● TASK OBJECTIVE
Copy out every line containing the word "blanked".
━━━━━ INPUT FOR THIS TASK
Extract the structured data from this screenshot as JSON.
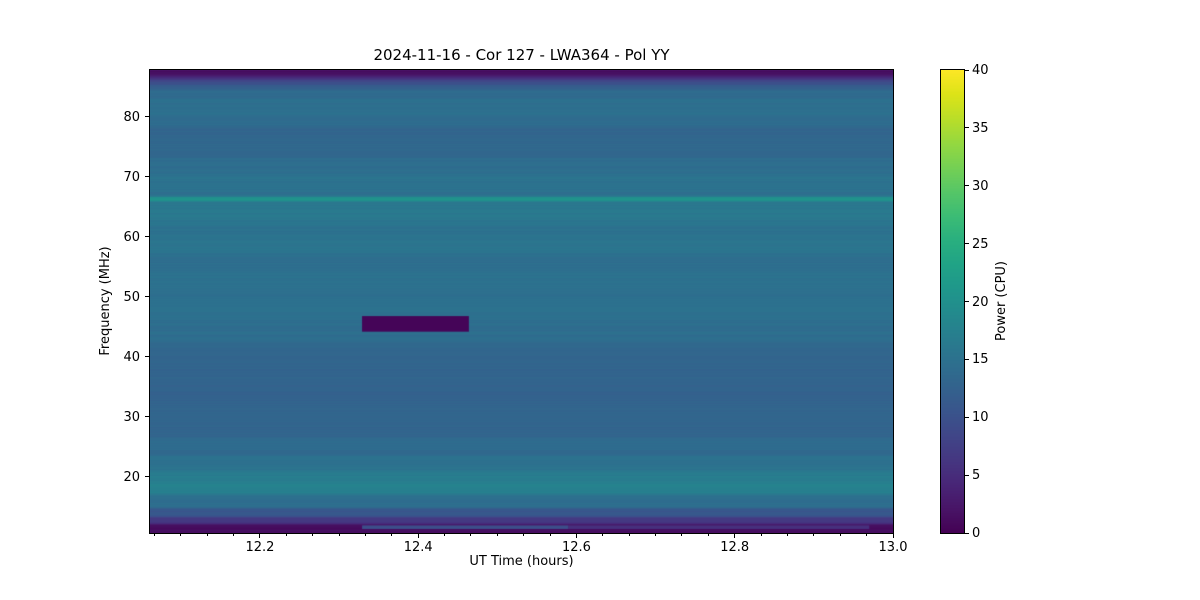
{
  "figure": {
    "title": "2024-11-16 - Cor 127 - LWA364 - Pol YY",
    "xlabel": "UT Time (hours)",
    "ylabel": "Frequency (MHz)",
    "colorbar_label": "Power (CPU)"
  },
  "chart_data": {
    "type": "heatmap",
    "title": "2024-11-16 - Cor 127 - LWA364 - Pol YY",
    "xlabel": "UT Time (hours)",
    "ylabel": "Frequency (MHz)",
    "colorbar_label": "Power (CPU)",
    "colormap": "viridis",
    "legend": "none",
    "grid": false,
    "xlim": [
      12.061,
      13.0
    ],
    "ylim": [
      10.63,
      87.83
    ],
    "clim": [
      0,
      40
    ],
    "xticks": [
      12.2,
      12.4,
      12.6,
      12.8,
      13.0
    ],
    "xtick_labels": [
      "12.2",
      "12.4",
      "12.6",
      "12.8",
      "13.0"
    ],
    "minor_xtick_interval_hours": 0.0333333,
    "yticks": [
      20,
      30,
      40,
      50,
      60,
      70,
      80
    ],
    "ytick_labels": [
      "20",
      "30",
      "40",
      "50",
      "60",
      "70",
      "80"
    ],
    "cbar_ticks": [
      0,
      5,
      10,
      15,
      20,
      25,
      30,
      35,
      40
    ],
    "cbar_tick_labels": [
      "0",
      "5",
      "10",
      "15",
      "20",
      "25",
      "30",
      "35",
      "40"
    ],
    "description": "Dynamic radio spectrum: power vs UT time and frequency, nearly constant in time with horizontal frequency bands; dark low-power bands at the top and bottom band edges, a bright narrow line near 66 MHz, and a blanked (zero-power) rectangle near 44-47 MHz between 12.33 and 12.46 hours.",
    "spectrum_bands_power_vs_freq": [
      {
        "f_hi": 87.83,
        "f_lo": 86.8,
        "power": 1.5
      },
      {
        "f_hi": 86.8,
        "f_lo": 86.2,
        "power": 5.0
      },
      {
        "f_hi": 86.2,
        "f_lo": 85.3,
        "power": 9.0
      },
      {
        "f_hi": 85.3,
        "f_lo": 84.5,
        "power": 12.0
      },
      {
        "f_hi": 84.5,
        "f_lo": 82.9,
        "power": 14.3
      },
      {
        "f_hi": 82.9,
        "f_lo": 82.4,
        "power": 15.2
      },
      {
        "f_hi": 82.4,
        "f_lo": 80.9,
        "power": 14.2
      },
      {
        "f_hi": 80.9,
        "f_lo": 80.5,
        "power": 15.0
      },
      {
        "f_hi": 80.5,
        "f_lo": 78.1,
        "power": 14.2
      },
      {
        "f_hi": 78.1,
        "f_lo": 73.2,
        "power": 13.4
      },
      {
        "f_hi": 73.2,
        "f_lo": 70.1,
        "power": 14.5
      },
      {
        "f_hi": 70.1,
        "f_lo": 66.6,
        "power": 15.0
      },
      {
        "f_hi": 66.6,
        "f_lo": 66.0,
        "power": 21.5
      },
      {
        "f_hi": 66.0,
        "f_lo": 62.0,
        "power": 15.8
      },
      {
        "f_hi": 62.0,
        "f_lo": 57.0,
        "power": 15.2
      },
      {
        "f_hi": 57.0,
        "f_lo": 52.0,
        "power": 14.7
      },
      {
        "f_hi": 52.0,
        "f_lo": 47.5,
        "power": 14.9
      },
      {
        "f_hi": 47.5,
        "f_lo": 42.5,
        "power": 14.5
      },
      {
        "f_hi": 42.5,
        "f_lo": 38.0,
        "power": 13.2
      },
      {
        "f_hi": 38.0,
        "f_lo": 30.5,
        "power": 12.6
      },
      {
        "f_hi": 30.5,
        "f_lo": 26.5,
        "power": 13.1
      },
      {
        "f_hi": 26.5,
        "f_lo": 23.5,
        "power": 13.7
      },
      {
        "f_hi": 23.5,
        "f_lo": 21.0,
        "power": 15.2
      },
      {
        "f_hi": 21.0,
        "f_lo": 19.0,
        "power": 16.5
      },
      {
        "f_hi": 19.0,
        "f_lo": 17.0,
        "power": 17.5
      },
      {
        "f_hi": 17.0,
        "f_lo": 14.8,
        "power": 14.5
      },
      {
        "f_hi": 14.8,
        "f_lo": 13.3,
        "power": 10.5
      },
      {
        "f_hi": 13.3,
        "f_lo": 12.2,
        "power": 6.5
      },
      {
        "f_hi": 12.2,
        "f_lo": 10.63,
        "power": 1.5
      }
    ],
    "features": [
      {
        "name": "blanked-rectangle",
        "t0": 12.329,
        "t1": 12.464,
        "f_lo": 44.2,
        "f_hi": 46.8,
        "power": 0.4
      },
      {
        "name": "low-freq-line-bright",
        "t0": 12.329,
        "t1": 12.59,
        "f_lo": 11.3,
        "f_hi": 11.9,
        "power": 9.5
      },
      {
        "name": "low-freq-line-faint",
        "t0": 12.59,
        "t1": 12.97,
        "f_lo": 11.3,
        "f_hi": 11.9,
        "power": 5.5
      }
    ],
    "colormap_stops": [
      "#440154",
      "#481567",
      "#482677",
      "#453781",
      "#404688",
      "#39558c",
      "#33638d",
      "#2d708e",
      "#287d8e",
      "#238a8d",
      "#1f978b",
      "#20a386",
      "#29af7f",
      "#3cbc75",
      "#56c667",
      "#75d054",
      "#95d840",
      "#bade28",
      "#dde318",
      "#fde725"
    ]
  }
}
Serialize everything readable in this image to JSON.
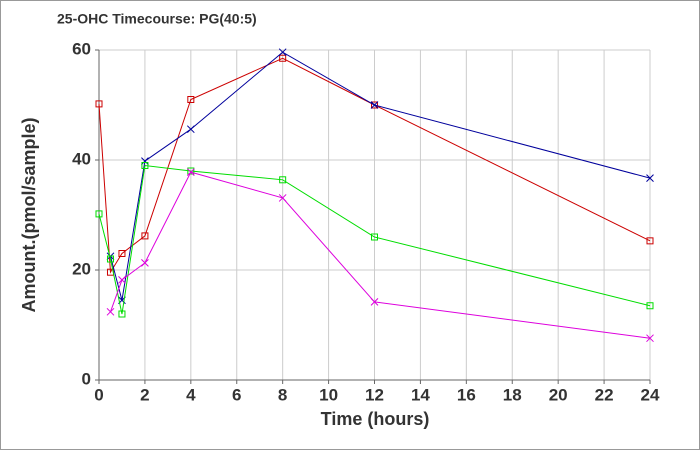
{
  "chart_data": {
    "type": "line",
    "title": "25-OHC Timecourse: PG(40:5)",
    "x_label": "Time (hours)",
    "y_label": "Amount.(pmol/sample)",
    "xlim": [
      0,
      24
    ],
    "xticks": [
      0,
      2,
      4,
      6,
      8,
      10,
      12,
      14,
      16,
      18,
      20,
      22,
      24
    ],
    "ylim": [
      0,
      60
    ],
    "yticks": [
      0,
      20,
      40,
      60
    ],
    "grid": true,
    "series": [
      {
        "color": "#cc0000",
        "marker": "square",
        "x": [
          0,
          0.5,
          1,
          2,
          4,
          8,
          12,
          24
        ],
        "values": [
          50.2,
          19.6,
          23,
          26.2,
          51,
          58.5,
          50,
          25.3
        ]
      },
      {
        "color": "#00009c",
        "marker": "x",
        "x": [
          0.5,
          1,
          2,
          4,
          8,
          12,
          24
        ],
        "values": [
          22.5,
          14.5,
          39.8,
          45.6,
          59.6,
          50,
          36.7
        ]
      },
      {
        "color": "#00dd00",
        "marker": "square",
        "x": [
          0,
          0.5,
          1,
          2,
          4,
          8,
          12,
          24
        ],
        "values": [
          30.2,
          22,
          12,
          39,
          38,
          36.4,
          26,
          13.5
        ]
      },
      {
        "color": "#dd00dd",
        "marker": "x",
        "x": [
          0.5,
          1,
          2,
          4,
          8,
          12,
          24
        ],
        "values": [
          12.4,
          18.2,
          21.3,
          37.8,
          33.1,
          14.2,
          7.6
        ]
      }
    ]
  }
}
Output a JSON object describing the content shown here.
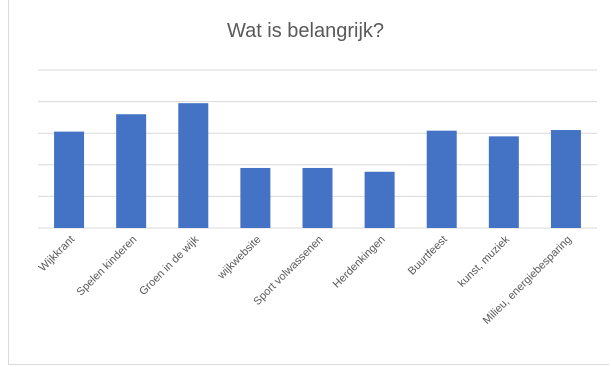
{
  "chart_data": {
    "type": "bar",
    "title": "Wat is belangrijk?",
    "categories": [
      "Wijkkrant",
      "Spelen kinderen",
      "Groen in de wijk",
      "wijkwebsite",
      "Sport volwassenen",
      "Herdenkingen",
      "Buurtfeest",
      "kunst, muziek",
      "Milieu, energiebesparing"
    ],
    "values": [
      3.05,
      3.6,
      3.95,
      1.9,
      1.9,
      1.78,
      3.08,
      2.9,
      3.1
    ],
    "ylim": [
      0,
      5
    ],
    "grid": true,
    "bar_color": "#4472C4",
    "grid_color": "#d9d9d9",
    "text_color": "#595959"
  }
}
━━━━━━━━━━
● OUTPUT BELOW
    "description": "Dynamic radio spectrum: power vs UT time and frequency, nearly constant in time with horizontal frequency bands; dark low-power bands at the top and bottom band edges, a bright narrow line near 66 MHz, and a blanked (zero-power) rectangle near 44-47 MHz between 12.33 and 12.46 hours.",
        "name": "blanked-rectangle",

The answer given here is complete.